DIRECTIONS – Images should be left out, and everything else in the listing reproduced exactly.

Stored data
##############################
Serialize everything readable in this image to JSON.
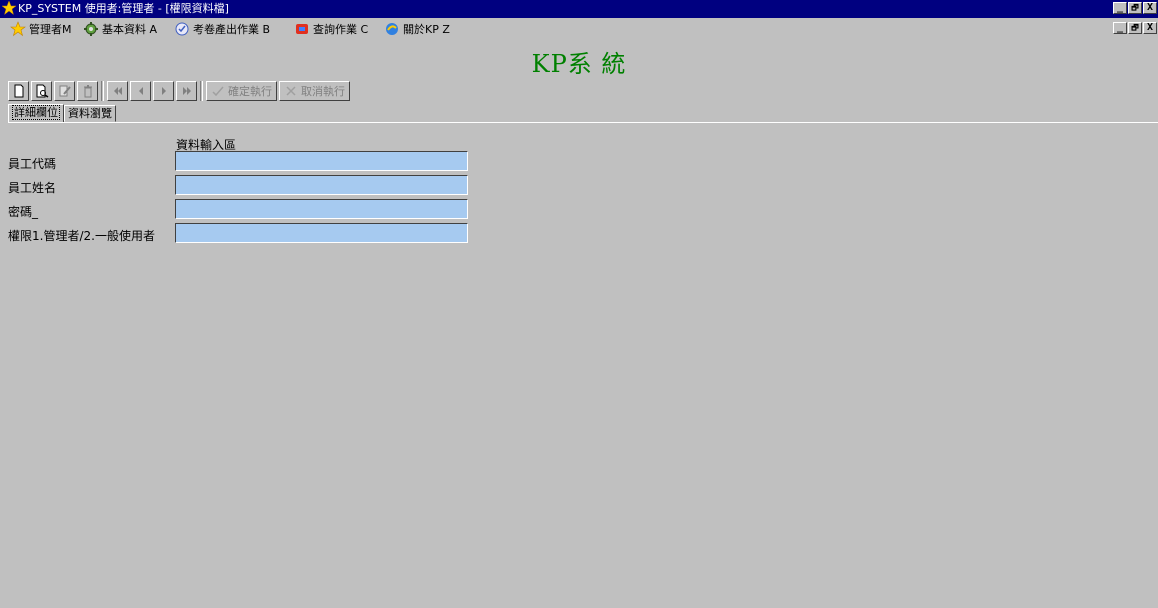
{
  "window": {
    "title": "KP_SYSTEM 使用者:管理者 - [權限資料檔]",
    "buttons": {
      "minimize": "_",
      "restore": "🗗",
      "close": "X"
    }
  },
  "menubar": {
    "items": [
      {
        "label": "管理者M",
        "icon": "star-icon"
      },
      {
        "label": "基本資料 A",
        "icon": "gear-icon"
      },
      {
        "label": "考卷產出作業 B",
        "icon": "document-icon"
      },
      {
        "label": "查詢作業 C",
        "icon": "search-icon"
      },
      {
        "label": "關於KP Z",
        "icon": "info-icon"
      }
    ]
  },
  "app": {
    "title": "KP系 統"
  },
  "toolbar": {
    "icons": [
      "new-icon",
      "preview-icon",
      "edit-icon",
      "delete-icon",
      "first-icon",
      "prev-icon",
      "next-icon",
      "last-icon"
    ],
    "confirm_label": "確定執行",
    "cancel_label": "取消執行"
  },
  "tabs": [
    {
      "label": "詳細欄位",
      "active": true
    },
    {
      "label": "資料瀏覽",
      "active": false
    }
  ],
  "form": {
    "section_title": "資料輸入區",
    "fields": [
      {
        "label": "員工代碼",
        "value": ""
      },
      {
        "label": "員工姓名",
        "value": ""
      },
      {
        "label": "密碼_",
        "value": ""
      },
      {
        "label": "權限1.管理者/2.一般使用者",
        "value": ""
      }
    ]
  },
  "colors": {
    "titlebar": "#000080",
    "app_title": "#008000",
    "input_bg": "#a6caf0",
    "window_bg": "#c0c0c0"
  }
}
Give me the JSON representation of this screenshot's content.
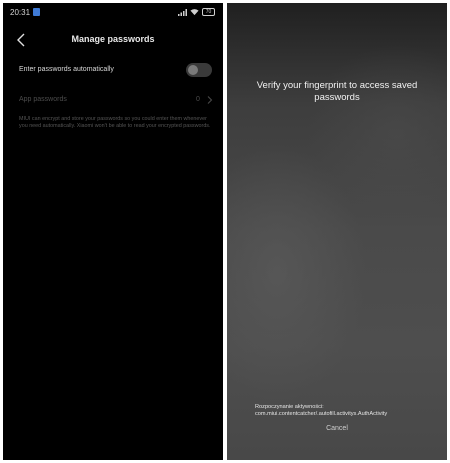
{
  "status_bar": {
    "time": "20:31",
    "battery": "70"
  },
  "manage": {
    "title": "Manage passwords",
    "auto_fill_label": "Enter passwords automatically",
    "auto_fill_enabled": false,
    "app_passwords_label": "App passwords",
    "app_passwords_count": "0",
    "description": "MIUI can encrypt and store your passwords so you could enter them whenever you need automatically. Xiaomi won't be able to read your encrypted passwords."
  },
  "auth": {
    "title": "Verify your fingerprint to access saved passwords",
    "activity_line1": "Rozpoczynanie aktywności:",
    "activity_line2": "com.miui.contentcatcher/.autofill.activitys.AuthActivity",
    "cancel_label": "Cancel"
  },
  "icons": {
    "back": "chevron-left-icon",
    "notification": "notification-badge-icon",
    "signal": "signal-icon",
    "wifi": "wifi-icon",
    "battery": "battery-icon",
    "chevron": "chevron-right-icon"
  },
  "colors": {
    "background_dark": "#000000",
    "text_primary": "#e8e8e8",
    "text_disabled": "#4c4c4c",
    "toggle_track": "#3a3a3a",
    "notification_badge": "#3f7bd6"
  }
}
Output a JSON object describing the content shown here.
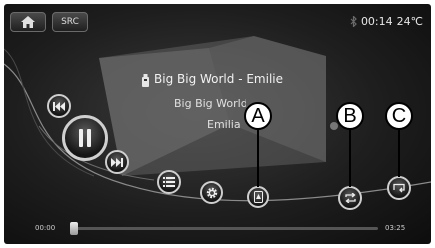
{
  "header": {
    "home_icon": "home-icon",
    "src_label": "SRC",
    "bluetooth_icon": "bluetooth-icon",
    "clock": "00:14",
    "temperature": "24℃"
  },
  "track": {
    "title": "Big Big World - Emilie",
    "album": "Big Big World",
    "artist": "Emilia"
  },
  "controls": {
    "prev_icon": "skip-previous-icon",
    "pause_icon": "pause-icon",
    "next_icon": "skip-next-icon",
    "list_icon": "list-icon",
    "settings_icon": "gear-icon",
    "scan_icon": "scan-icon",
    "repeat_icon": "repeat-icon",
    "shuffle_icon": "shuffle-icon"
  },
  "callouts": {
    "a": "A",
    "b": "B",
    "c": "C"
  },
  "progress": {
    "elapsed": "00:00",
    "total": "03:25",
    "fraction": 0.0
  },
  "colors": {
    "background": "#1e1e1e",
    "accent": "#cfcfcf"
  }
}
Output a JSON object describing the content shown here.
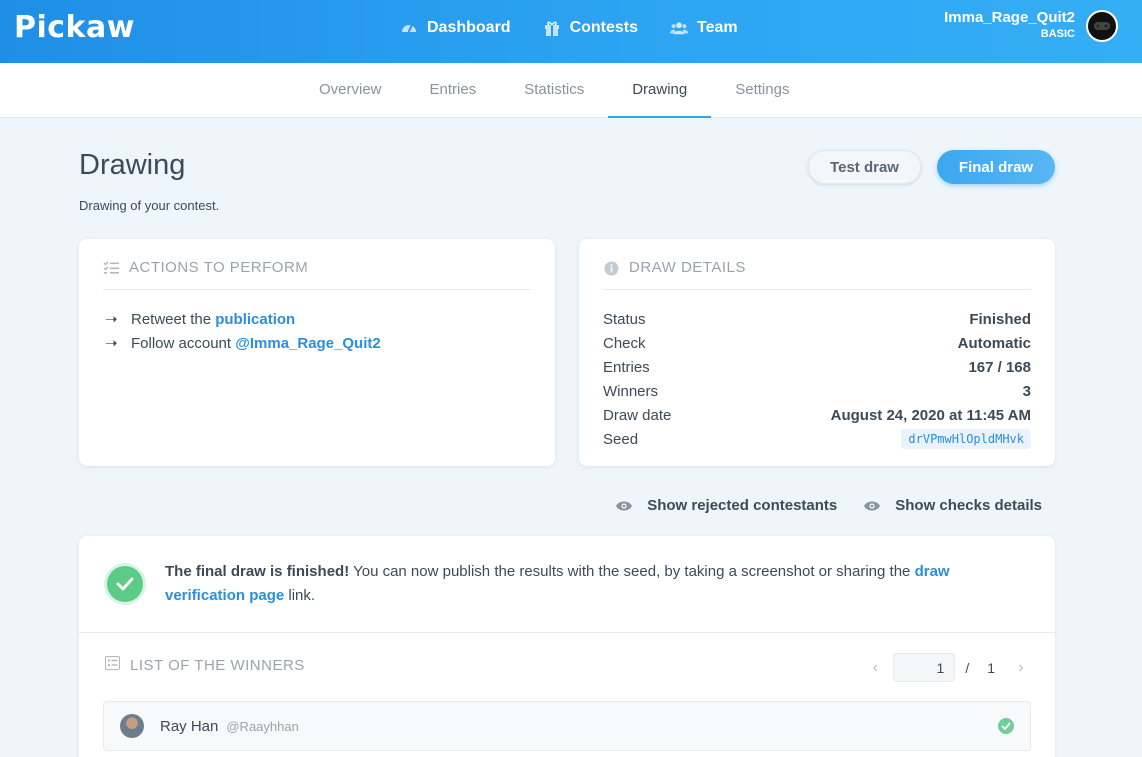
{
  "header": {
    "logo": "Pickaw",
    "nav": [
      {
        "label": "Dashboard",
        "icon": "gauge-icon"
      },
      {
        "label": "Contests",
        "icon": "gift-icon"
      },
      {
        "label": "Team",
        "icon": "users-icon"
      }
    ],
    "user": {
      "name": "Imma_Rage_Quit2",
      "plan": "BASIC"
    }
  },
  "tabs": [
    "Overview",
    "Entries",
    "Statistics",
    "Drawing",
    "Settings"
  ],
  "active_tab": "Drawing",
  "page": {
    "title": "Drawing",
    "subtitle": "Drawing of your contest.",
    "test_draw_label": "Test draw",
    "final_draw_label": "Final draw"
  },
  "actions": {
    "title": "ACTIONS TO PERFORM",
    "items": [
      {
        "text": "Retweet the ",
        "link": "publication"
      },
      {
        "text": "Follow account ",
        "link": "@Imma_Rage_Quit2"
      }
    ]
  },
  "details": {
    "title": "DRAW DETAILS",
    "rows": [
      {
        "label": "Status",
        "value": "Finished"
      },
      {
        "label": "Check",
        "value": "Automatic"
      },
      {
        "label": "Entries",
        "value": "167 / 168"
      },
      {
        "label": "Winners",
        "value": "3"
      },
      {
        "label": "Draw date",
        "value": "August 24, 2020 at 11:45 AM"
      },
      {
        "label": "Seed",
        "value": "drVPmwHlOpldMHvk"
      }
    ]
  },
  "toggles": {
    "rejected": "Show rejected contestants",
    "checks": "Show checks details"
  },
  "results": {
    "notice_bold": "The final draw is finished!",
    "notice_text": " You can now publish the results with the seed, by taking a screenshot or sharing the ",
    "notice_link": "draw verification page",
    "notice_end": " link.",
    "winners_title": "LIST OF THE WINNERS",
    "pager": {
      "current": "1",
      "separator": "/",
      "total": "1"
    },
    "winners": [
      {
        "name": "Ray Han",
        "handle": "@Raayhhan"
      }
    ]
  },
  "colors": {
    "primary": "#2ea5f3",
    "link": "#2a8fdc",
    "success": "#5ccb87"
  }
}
##############################
TASK OUTPUT –
Serialize everything readable in this image to JSON.
{
  "window": {
    "title": "KP_SYSTEM 使用者:管理者 - [權限資料檔]",
    "buttons": {
      "minimize": "_",
      "restore": "🗗",
      "close": "X"
    }
  },
  "menubar": {
    "items": [
      {
        "label": "管理者M",
        "icon": "star-icon"
      },
      {
        "label": "基本資料 A",
        "icon": "gear-icon"
      },
      {
        "label": "考卷產出作業 B",
        "icon": "document-icon"
      },
      {
        "label": "查詢作業 C",
        "icon": "search-icon"
      },
      {
        "label": "關於KP Z",
        "icon": "info-icon"
      }
    ]
  },
  "app": {
    "title": "KP系 統"
  },
  "toolbar": {
    "icons": [
      "new-icon",
      "preview-icon",
      "edit-icon",
      "delete-icon",
      "first-icon",
      "prev-icon",
      "next-icon",
      "last-icon"
    ],
    "confirm_label": "確定執行",
    "cancel_label": "取消執行"
  },
  "tabs": [
    {
      "label": "詳細欄位",
      "active": true
    },
    {
      "label": "資料瀏覽",
      "active": false
    }
  ],
  "form": {
    "section_title": "資料輸入區",
    "fields": [
      {
        "label": "員工代碼",
        "value": ""
      },
      {
        "label": "員工姓名",
        "value": ""
      },
      {
        "label": "密碼_",
        "value": ""
      },
      {
        "label": "權限1.管理者/2.一般使用者",
        "value": ""
      }
    ]
  },
  "colors": {
    "titlebar": "#000080",
    "app_title": "#008000",
    "input_bg": "#a6caf0",
    "window_bg": "#c0c0c0"
  }
}
Give me the JSON representation of this screenshot's content.
{
  "status_bar": {
    "time": "20:31",
    "battery": "70"
  },
  "manage": {
    "title": "Manage passwords",
    "auto_fill_label": "Enter passwords automatically",
    "auto_fill_enabled": false,
    "app_passwords_label": "App passwords",
    "app_passwords_count": "0",
    "description": "MIUI can encrypt and store your passwords so you could enter them whenever you need automatically. Xiaomi won't be able to read your encrypted passwords."
  },
  "auth": {
    "title": "Verify your fingerprint to access saved passwords",
    "activity_line1": "Rozpoczynanie aktywności:",
    "activity_line2": "com.miui.contentcatcher/.autofill.activitys.AuthActivity",
    "cancel_label": "Cancel"
  },
  "icons": {
    "back": "chevron-left-icon",
    "notification": "notification-badge-icon",
    "signal": "signal-icon",
    "wifi": "wifi-icon",
    "battery": "battery-icon",
    "chevron": "chevron-right-icon"
  },
  "colors": {
    "background_dark": "#000000",
    "text_primary": "#e8e8e8",
    "text_disabled": "#4c4c4c",
    "toggle_track": "#3a3a3a",
    "notification_badge": "#3f7bd6"
  }
}
Output a JSON object describing the content shown here.
{
  "header": {
    "home_icon": "home-icon",
    "src_label": "SRC",
    "bluetooth_icon": "bluetooth-icon",
    "clock": "00:14",
    "temperature": "24℃"
  },
  "track": {
    "title": "Big Big World - Emilie",
    "album": "Big Big World",
    "artist": "Emilia"
  },
  "controls": {
    "prev_icon": "skip-previous-icon",
    "pause_icon": "pause-icon",
    "next_icon": "skip-next-icon",
    "list_icon": "list-icon",
    "settings_icon": "gear-icon",
    "scan_icon": "scan-icon",
    "repeat_icon": "repeat-icon",
    "shuffle_icon": "shuffle-icon"
  },
  "callouts": {
    "a": "A",
    "b": "B",
    "c": "C"
  },
  "progress": {
    "elapsed": "00:00",
    "total": "03:25",
    "fraction": 0.0
  },
  "colors": {
    "background": "#1e1e1e",
    "accent": "#cfcfcf"
  }
}
Output a JSON object describing the content shown here.
{
  "header": {
    "logo": "Pickaw",
    "nav": [
      {
        "label": "Dashboard",
        "icon": "gauge-icon"
      },
      {
        "label": "Contests",
        "icon": "gift-icon"
      },
      {
        "label": "Team",
        "icon": "users-icon"
      }
    ],
    "user": {
      "name": "Imma_Rage_Quit2",
      "plan": "BASIC"
    }
  },
  "tabs": [
    "Overview",
    "Entries",
    "Statistics",
    "Drawing",
    "Settings"
  ],
  "active_tab": "Drawing",
  "page": {
    "title": "Drawing",
    "subtitle": "Drawing of your contest.",
    "test_draw_label": "Test draw",
    "final_draw_label": "Final draw"
  },
  "actions": {
    "title": "ACTIONS TO PERFORM",
    "items": [
      {
        "text": "Retweet the ",
        "link": "publication"
      },
      {
        "text": "Follow account ",
        "link": "@Imma_Rage_Quit2"
      }
    ]
  },
  "details": {
    "title": "DRAW DETAILS",
    "rows": [
      {
        "label": "Status",
        "value": "Finished"
      },
      {
        "label": "Check",
        "value": "Automatic"
      },
      {
        "label": "Entries",
        "value": "167 / 168"
      },
      {
        "label": "Winners",
        "value": "3"
      },
      {
        "label": "Draw date",
        "value": "August 24, 2020 at 11:45 AM"
      },
      {
        "label": "Seed",
        "value": "drVPmwHlOpldMHvk"
      }
    ]
  },
  "toggles": {
    "rejected": "Show rejected contestants",
    "checks": "Show checks details"
  },
  "results": {
    "notice_bold": "The final draw is finished!",
    "notice_text": " You can now publish the results with the seed, by taking a screenshot or sharing the ",
    "notice_link": "draw verification page",
    "notice_end": " link.",
    "winners_title": "LIST OF THE WINNERS",
    "pager": {
      "current": "1",
      "separator": "/",
      "total": "1"
    },
    "winners": [
      {
        "name": "Ray Han",
        "handle": "@Raayhhan"
      }
    ]
  },
  "colors": {
    "primary": "#2ea5f3",
    "link": "#2a8fdc",
    "success": "#5ccb87"
  }
}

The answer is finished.